* Given records

** begin **

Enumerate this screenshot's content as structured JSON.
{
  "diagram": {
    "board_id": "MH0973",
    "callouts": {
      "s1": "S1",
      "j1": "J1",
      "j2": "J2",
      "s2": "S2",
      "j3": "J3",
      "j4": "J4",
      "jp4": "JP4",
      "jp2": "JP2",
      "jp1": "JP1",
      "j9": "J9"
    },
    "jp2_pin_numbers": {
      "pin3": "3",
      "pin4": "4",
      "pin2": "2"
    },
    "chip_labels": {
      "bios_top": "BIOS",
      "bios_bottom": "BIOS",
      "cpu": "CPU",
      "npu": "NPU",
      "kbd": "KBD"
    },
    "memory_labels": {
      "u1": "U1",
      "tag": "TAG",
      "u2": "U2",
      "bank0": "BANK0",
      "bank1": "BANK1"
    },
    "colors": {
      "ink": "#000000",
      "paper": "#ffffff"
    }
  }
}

** end **

* Exercise objective
Exactly reproduce every line of the records.

* Written answer
Enumerate this screenshot's content as structured JSON.
{
  "diagram": {
    "board_id": "MH0973",
    "callouts": {
      "s1": "S1",
      "j1": "J1",
      "j2": "J2",
      "s2": "S2",
      "j3": "J3",
      "j4": "J4",
      "jp4": "JP4",
      "jp2": "JP2",
      "jp1": "JP1",
      "j9": "J9"
    },
    "jp2_pin_numbers": {
      "pin3": "3",
      "pin4": "4",
      "pin2": "2"
    },
    "chip_labels": {
      "bios_top": "BIOS",
      "bios_bottom": "BIOS",
      "cpu": "CPU",
      "npu": "NPU",
      "kbd": "KBD"
    },
    "memory_labels": {
      "u1": "U1",
      "tag": "TAG",
      "u2": "U2",
      "bank0": "BANK0",
      "bank1": "BANK1"
    },
    "colors": {
      "ink": "#000000",
      "paper": "#ffffff"
    }
  }
}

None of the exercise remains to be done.